◆ **What is required**:
Separate out the lines that hold "Přírodověda".

┄┄┄┄┄┄┄┄┄┄┄┄┄┄┄┄┄┄┄┄

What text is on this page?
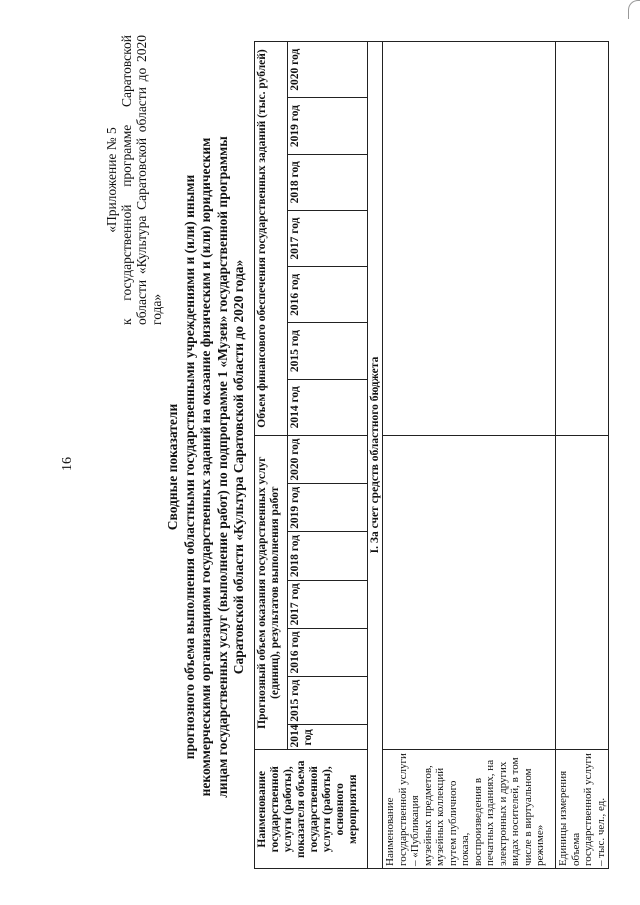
16
«Приложение № 5 к государственной программе Саратовской области «Культура Саратовской области до 2020 года»
Сводные показатели прогнозного объема выполнения областными государственными учреждениями и (или) иными некоммерческими организациями государственных заданий на оказание физическим и (или) юридическим лицам государственных услуг (выполнение работ) по подпрограмме 1 «Музеи» государственной программы Саратовской области «Культура Саратовской области до 2020 года»
Наименование государственной услуги (работы), показателя объема государственной услуги (работы), основного мероприятия	Прогнозный объем оказания государственных услуг (единиц), результатов выполнения работ							Объем финансового обеспечения государственных заданий (тыс. рублей)						
	2014 год	2015 год	2016 год	2017 год	2018 год	2019 год	2020 год	2014 год	2015 год	2016 год	2017 год	2018 год	2019 год	2020 год
I. За счет средств областного бюджета														
Наименование государственной услуги – «Публикация музейных предметов, музейных коллекций путем публичного показа, воспроизведения в печатных изданиях, на электронных и других видах носителей, в том числе в виртуальном режиме»														
Единицы измерения объема государственной услуги – тыс. чел., ед.														
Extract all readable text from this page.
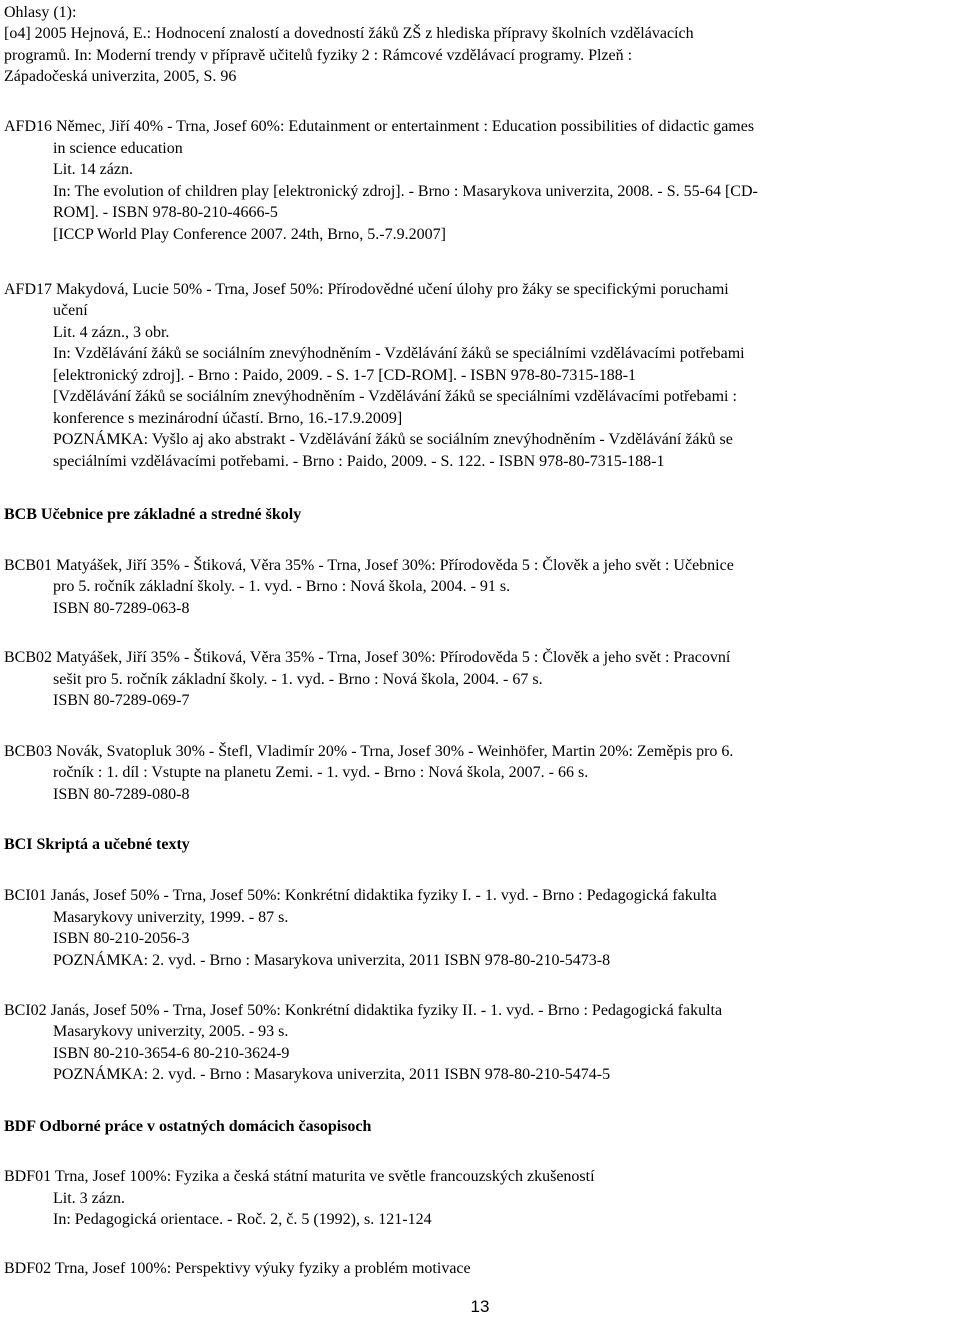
Ohlasy (1):
[o4] 2005 Hejnová, E.: Hodnocení znalostí a dovedností žáků ZŠ z hlediska přípravy školních vzdělávacích
programů. In: Moderní trendy v přípravě učitelů fyziky 2 : Rámcové vzdělávací programy. Plzeň :
Západočeská univerzita, 2005, S. 96
AFD16 Němec, Jiří 40% - Trna, Josef 60%: Edutainment or entertainment : Education possibilities of didactic games
in science education
Lit. 14 zázn.
In: The evolution of children play [elektronický zdroj]. - Brno : Masarykova univerzita, 2008. - S. 55-64 [CD-
ROM]. - ISBN 978-80-210-4666-5
[ICCP World Play Conference 2007. 24th, Brno, 5.-7.9.2007]
AFD17 Makydová, Lucie 50% - Trna, Josef 50%: Přírodovědné učení úlohy pro žáky se specifickými poruchami
učení
Lit. 4 zázn., 3 obr.
In: Vzdělávání žáků se sociálním znevýhodněním - Vzdělávání žáků se speciálními vzdělávacími potřebami
[elektronický zdroj]. - Brno : Paido, 2009. - S. 1-7 [CD-ROM]. - ISBN 978-80-7315-188-1
[Vzdělávání žáků se sociálním znevýhodněním - Vzdělávání žáků se speciálními vzdělávacími potřebami :
konference s mezinárodní účastí. Brno, 16.-17.9.2009]
POZNÁMKA: Vyšlo aj ako abstrakt - Vzdělávání žáků se sociálním znevýhodněním - Vzdělávání žáků se
speciálními vzdělávacími potřebami. - Brno : Paido, 2009. - S. 122. - ISBN 978-80-7315-188-1
BCB Učebnice pre základné a stredné školy
BCB01 Matyášek, Jiří 35% - Štiková, Věra 35% - Trna, Josef 30%: Přírodověda 5 : Člověk a jeho svět : Učebnice
pro 5. ročník základní školy. - 1. vyd. - Brno : Nová škola, 2004. - 91 s.
ISBN 80-7289-063-8
BCB02 Matyášek, Jiří 35% - Štiková, Věra 35% - Trna, Josef 30%: Přírodověda 5 : Člověk a jeho svět : Pracovní
sešit pro 5. ročník základní školy. - 1. vyd. - Brno : Nová škola, 2004. - 67 s.
ISBN 80-7289-069-7
BCB03 Novák, Svatopluk 30% - Štefl, Vladimír 20% - Trna, Josef 30% - Weinhöfer, Martin 20%: Zeměpis pro 6.
ročník : 1. díl : Vstupte na planetu Zemi. - 1. vyd. - Brno : Nová škola, 2007. - 66 s.
ISBN 80-7289-080-8
BCI Skriptá a učebné texty
BCI01 Janás, Josef 50% - Trna, Josef 50%: Konkrétní didaktika fyziky I. - 1. vyd. - Brno : Pedagogická fakulta
Masarykovy univerzity, 1999. - 87 s.
ISBN 80-210-2056-3
POZNÁMKA: 2. vyd. - Brno : Masarykova univerzita, 2011 ISBN 978-80-210-5473-8
BCI02 Janás, Josef 50% - Trna, Josef 50%: Konkrétní didaktika fyziky II. - 1. vyd. - Brno : Pedagogická fakulta
Masarykovy univerzity, 2005. - 93 s.
ISBN 80-210-3654-6 80-210-3624-9
POZNÁMKA: 2. vyd. - Brno : Masarykova univerzita, 2011 ISBN 978-80-210-5474-5
BDF Odborné práce v ostatných domácich časopisoch
BDF01 Trna, Josef 100%: Fyzika a česká státní maturita ve světle francouzských zkušeností
Lit. 3 zázn.
In: Pedagogická orientace. - Roč. 2, č. 5 (1992), s. 121-124
BDF02 Trna, Josef 100%: Perspektivy výuky fyziky a problém motivace
13
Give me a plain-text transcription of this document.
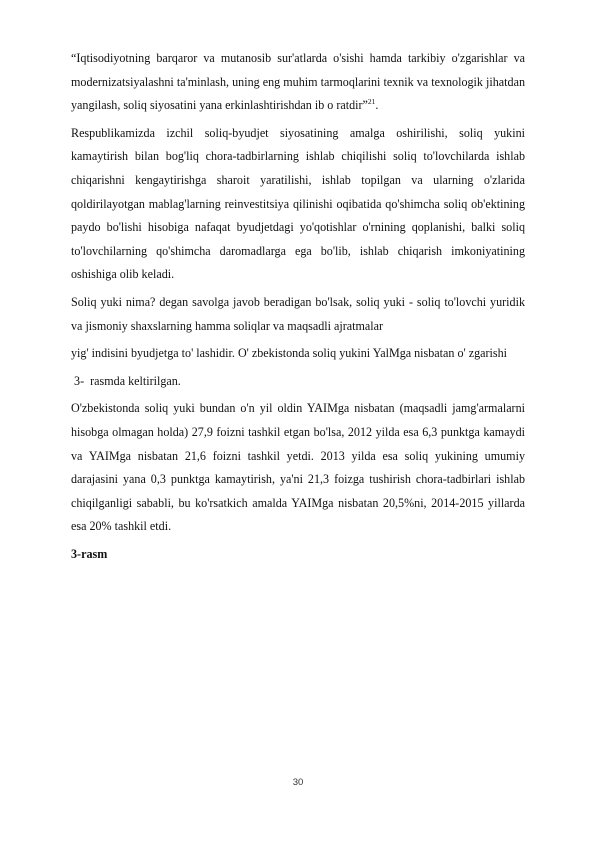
“Iqtisodiyotning barqaror va mutanosib sur'atlarda o'sishi hamda tarkibiy o'zgarishlar va modernizatsiyalashni ta'minlash, uning eng muhim tarmoqlarini texnik va texnologik jihatdan yangilash, soliq siyosatini yana erkinlashtirishdan ib o ratdir”$^{21}$.

Respublikamizda izchil soliq-byudjet siyosatining amalga oshirilishi, soliq yukini kamaytirish bilan bog'liq chora-tadbirlarning ishlab chiqilishi soliq to'lovchilarda ishlab chiqarishni kengaytirishga sharoit yaratilishi, ishlab topilgan va ularning o'zlarida qoldirilayotgan mablag'larning reinvestitsiya qilinishi oqibatida qo'shimcha soliq ob'ektining paydo bo'lishi hisobiga nafaqat byudjetdagi yo'qotishlar o'rnining qoplanishi, balki soliq to'lovchilarning qo'shimcha daromadlarga ega bo'lib, ishlab chiqarish imkoniyatining oshishiga olib keladi.

Soliq yuki nima? degan savolga javob beradigan bo'lsak, soliq yuki - soliq to'lovchi yuridik va jismoniy shaxslarning hamma soliqlar va maqsadli ajratmalar

yig' indisini byudjetga to' lashidir. O' zbekistonda soliq yukini YalMga nisbatan o' zgarishi

3-  rasmda keltirilgan.

O'zbekistonda soliq yuki bundan o'n yil oldin YAIMga nisbatan (maqsadli jamg'armalarni hisobga olmagan holda) 27,9 foizni tashkil etgan bo'lsa, 2012 yilda esa 6,3 punktga kamaydi va YAIMga nisbatan 21,6 foizni tashkil yetdi. 2013 yilda esa soliq yukining umumiy darajasini yana 0,3 punktga kamaytirish, ya'ni 21,3 foizga tushirish chora-tadbirlari ishlab chiqilganligi sababli, bu ko'rsatkich amalda YAIMga nisbatan 20,5%ni, 2014-2015 yillarda esa 20% tashkil etdi.

3-rasm

30
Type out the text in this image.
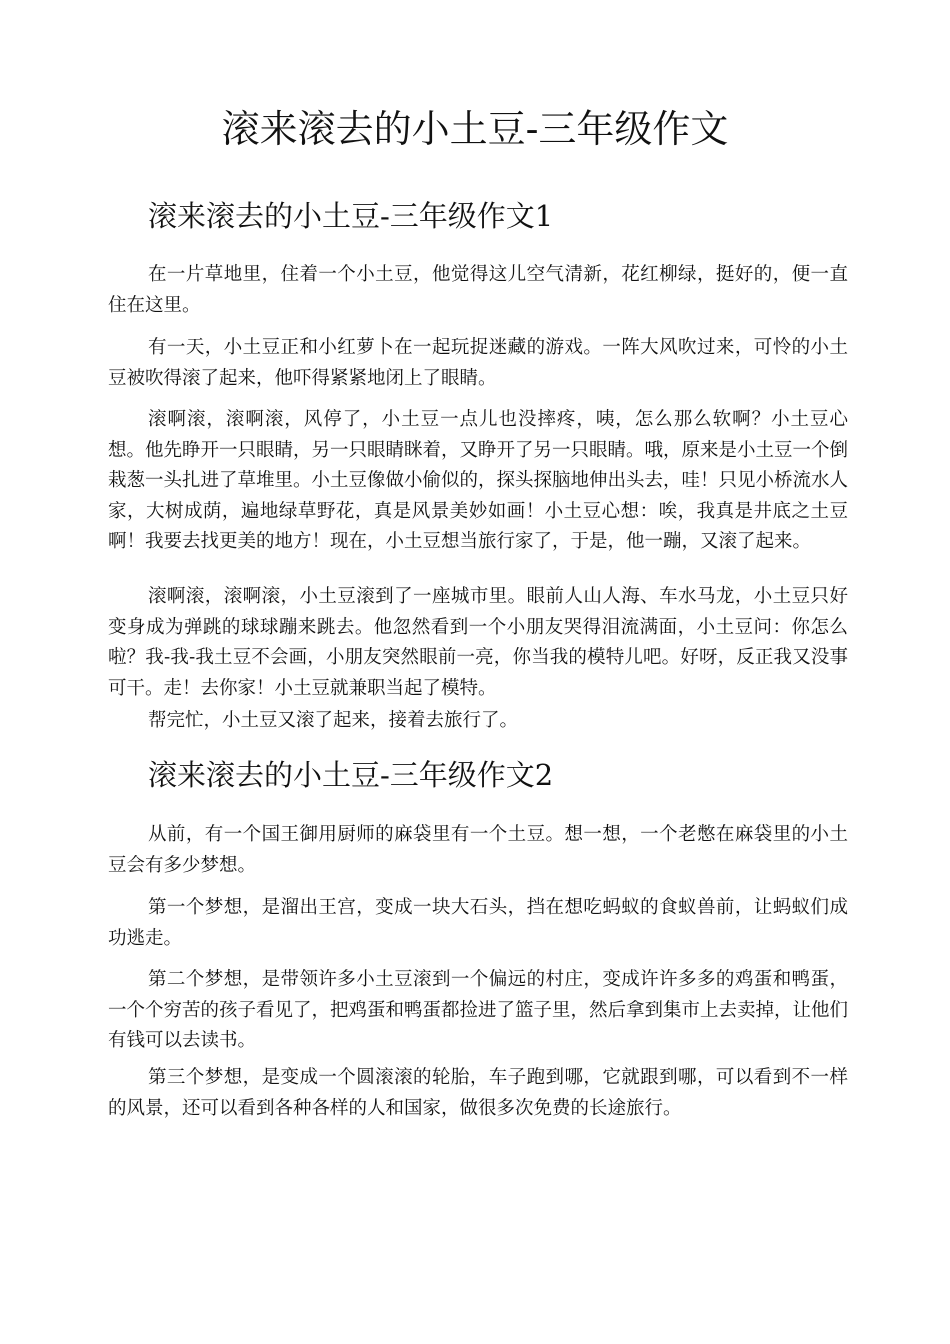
滚来滚去的小土豆-三年级作文
滚来滚去的小土豆-三年级作文1

在一片草地里，住着一个小土豆，他觉得这儿空气清新，花红柳绿，挺好的，便一直住在这里。

有一天，小土豆正和小红萝卜在一起玩捉迷藏的游戏。一阵大风吹过来，可怜的小土豆被吹得滚了起来，他吓得紧紧地闭上了眼睛。

滚啊滚，滚啊滚，风停了，小土豆一点儿也没摔疼，咦，怎么那么软啊？小土豆心想。他先睁开一只眼睛，另一只眼睛眯着，又睁开了另一只眼睛。哦，原来是小土豆一个倒栽葱一头扎进了草堆里。小土豆像做小偷似的，探头探脑地伸出头去，哇！只见小桥流水人家，大树成荫，遍地绿草野花，真是风景美妙如画！小土豆心想：唉，我真是井底之土豆啊！我要去找更美的地方！现在，小土豆想当旅行家了，于是，他一蹦，又滚了起来。

滚啊滚，滚啊滚，小土豆滚到了一座城市里。眼前人山人海、车水马龙，小土豆只好变身成为弹跳的球球蹦来跳去。他忽然看到一个小朋友哭得泪流满面，小土豆问：你怎么啦？我-我-我土豆不会画，小朋友突然眼前一亮，你当我的模特儿吧。好呀，反正我又没事可干。走！去你家！小土豆就兼职当起了模特。

帮完忙，小土豆又滚了起来，接着去旅行了。

滚来滚去的小土豆-三年级作文2

从前，有一个国王御用厨师的麻袋里有一个土豆。想一想，一个老憋在麻袋里的小土豆会有多少梦想。

第一个梦想，是溜出王宫，变成一块大石头，挡在想吃蚂蚁的食蚁兽前，让蚂蚁们成功逃走。

第二个梦想，是带领许多小土豆滚到一个偏远的村庄，变成许许多多的鸡蛋和鸭蛋，一个个穷苦的孩子看见了，把鸡蛋和鸭蛋都捡进了篮子里，然后拿到集市上去卖掉，让他们有钱可以去读书。

第三个梦想，是变成一个圆滚滚的轮胎，车子跑到哪，它就跟到哪，可以看到不一样的风景，还可以看到各种各样的人和国家，做很多次免费的长途旅行。
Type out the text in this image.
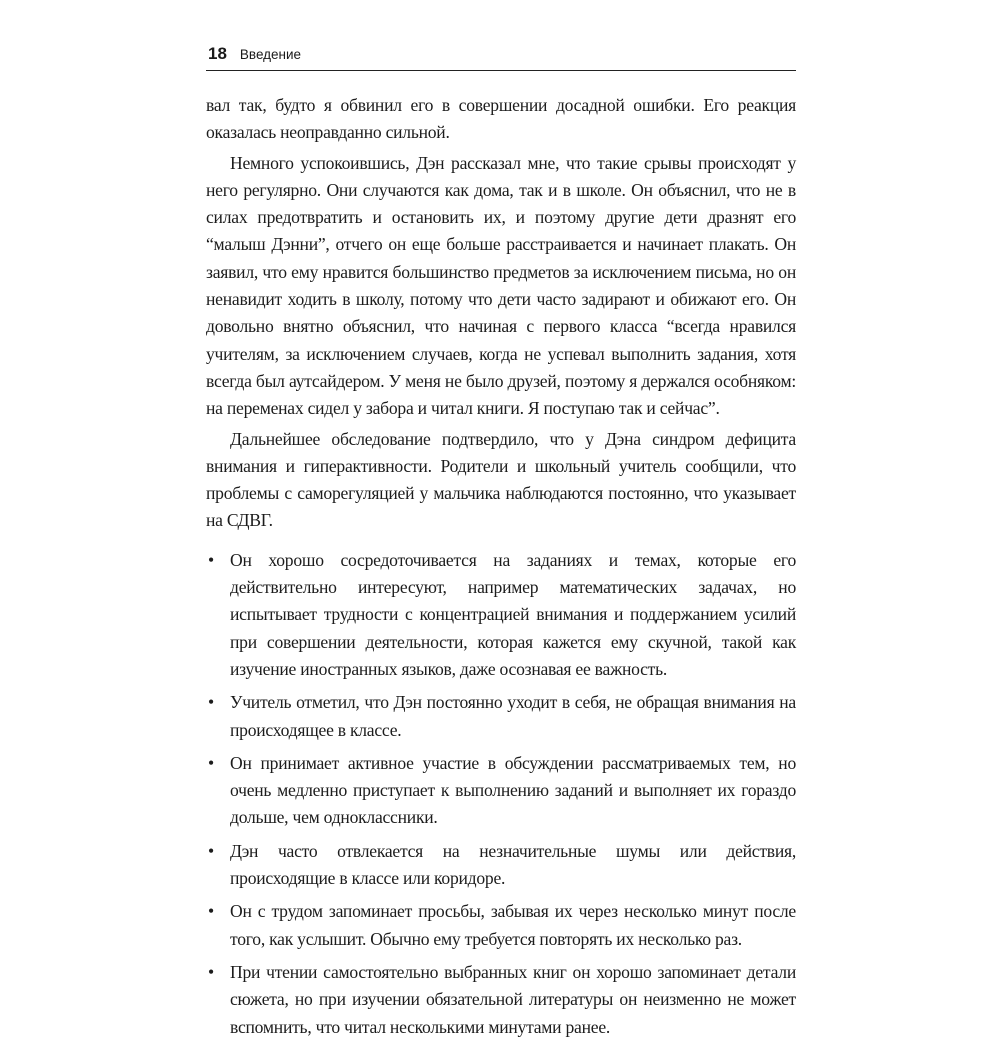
18 Введение

вал так, будто я обвинил его в совершении досадной ошибки. Его реакция оказалась неоправданно сильной.

Немного успокоившись, Дэн рассказал мне, что такие срывы происходят у него регулярно. Они случаются как дома, так и в школе. Он объяснил, что не в силах предотвратить и остановить их, и поэтому другие дети дразнят его “малыш Дэнни”, отчего он еще больше расстраивается и начинает плакать. Он заявил, что ему нравится большинство предметов за исключением письма, но он ненавидит ходить в школу, потому что дети часто задирают и обижают его. Он довольно внятно объяснил, что начиная с первого класса “всегда нравился учителям, за исключением случаев, когда не успевал выполнить задания, хотя всегда был аутсайдером. У меня не было друзей, поэтому я держался особняком: на переменах сидел у забора и читал книги. Я поступаю так и сейчас”.

Дальнейшее обследование подтвердило, что у Дэна синдром дефицита внимания и гиперактивности. Родители и школьный учитель сообщили, что проблемы с саморегуляцией у мальчика наблюдаются постоянно, что указывает на СДВГ.

• Он хорошо сосредоточивается на заданиях и темах, которые его действительно интересуют, например математических задачах, но испытывает трудности с концентрацией внимания и поддержанием усилий при совершении деятельности, которая кажется ему скучной, такой как изучение иностранных языков, даже осознавая ее важность.
• Учитель отметил, что Дэн постоянно уходит в себя, не обращая внимания на происходящее в классе.
• Он принимает активное участие в обсуждении рассматриваемых тем, но очень медленно приступает к выполнению заданий и выполняет их гораздо дольше, чем одноклассники.
• Дэн часто отвлекается на незначительные шумы или действия, происходящие в классе или коридоре.
• Он с трудом запоминает просьбы, забывая их через несколько минут после того, как услышит. Обычно ему требуется повторять их несколько раз.
• При чтении самостоятельно выбранных книг он хорошо запоминает детали сюжета, но при изучении обязательной литературы он неизменно не может вспомнить, что читал несколькими минутами ранее.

┄┄┄┄┄┄┄┄┄┄┄┄┄┄┄┄┄┄┄┄

◆ **Written response**:
BCB01 Matyášek, Jiří 35% - Štiková, Věra 35% - Trna, Josef 30%: Přírodověda 5 : Člověk a jeho svět : Učebnice
BCB02 Matyášek, Jiří 35% - Štiková, Věra 35% - Trna, Josef 30%: Přírodověda 5 : Člověk a jeho svět : Pracovní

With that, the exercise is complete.